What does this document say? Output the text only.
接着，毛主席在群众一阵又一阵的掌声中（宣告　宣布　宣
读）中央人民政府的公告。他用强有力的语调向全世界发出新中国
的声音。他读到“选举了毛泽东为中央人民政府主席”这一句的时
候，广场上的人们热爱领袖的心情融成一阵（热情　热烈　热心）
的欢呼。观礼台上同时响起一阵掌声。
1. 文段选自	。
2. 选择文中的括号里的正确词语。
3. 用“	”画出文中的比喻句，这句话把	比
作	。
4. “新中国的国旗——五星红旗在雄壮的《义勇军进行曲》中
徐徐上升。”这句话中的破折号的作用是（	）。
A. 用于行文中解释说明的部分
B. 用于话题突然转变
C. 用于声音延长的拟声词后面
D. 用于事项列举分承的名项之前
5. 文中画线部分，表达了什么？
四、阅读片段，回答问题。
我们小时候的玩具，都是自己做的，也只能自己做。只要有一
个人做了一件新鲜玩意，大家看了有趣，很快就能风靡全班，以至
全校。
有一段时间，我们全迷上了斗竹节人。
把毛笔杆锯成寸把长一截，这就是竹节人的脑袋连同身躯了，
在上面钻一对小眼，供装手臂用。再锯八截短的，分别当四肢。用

::::

◆ **EXERCISE OBJECTIVE**: Every line of the records above needs to be given again exactly.

◆ **EXERCISE OUTPUT**:
What does this document say? Output the text only.
接着，毛主席在群众一阵又一阵的掌声中（宣告　宣布　宣
读）中央人民政府的公告。他用强有力的语调向全世界发出新中国
的声音。他读到“选举了毛泽东为中央人民政府主席”这一句的时
候，广场上的人们热爱领袖的心情融成一阵（热情　热烈　热心）
的欢呼。观礼台上同时响起一阵掌声。
1. 文段选自	。
2. 选择文中的括号里的正确词语。
3. 用“	”画出文中的比喻句，这句话把	比
作	。
4. “新中国的国旗——五星红旗在雄壮的《义勇军进行曲》中
徐徐上升。”这句话中的破折号的作用是（	）。
A. 用于行文中解释说明的部分
B. 用于话题突然转变
C. 用于声音延长的拟声词后面
D. 用于事项列举分承的名项之前
5. 文中画线部分，表达了什么？
四、阅读片段，回答问题。
我们小时候的玩具，都是自己做的，也只能自己做。只要有一
个人做了一件新鲜玩意，大家看了有趣，很快就能风靡全班，以至
全校。
有一段时间，我们全迷上了斗竹节人。
把毛笔杆锯成寸把长一截，这就是竹节人的脑袋连同身躯了，
在上面钻一对小眼，供装手臂用。再锯八截短的，分别当四肢。用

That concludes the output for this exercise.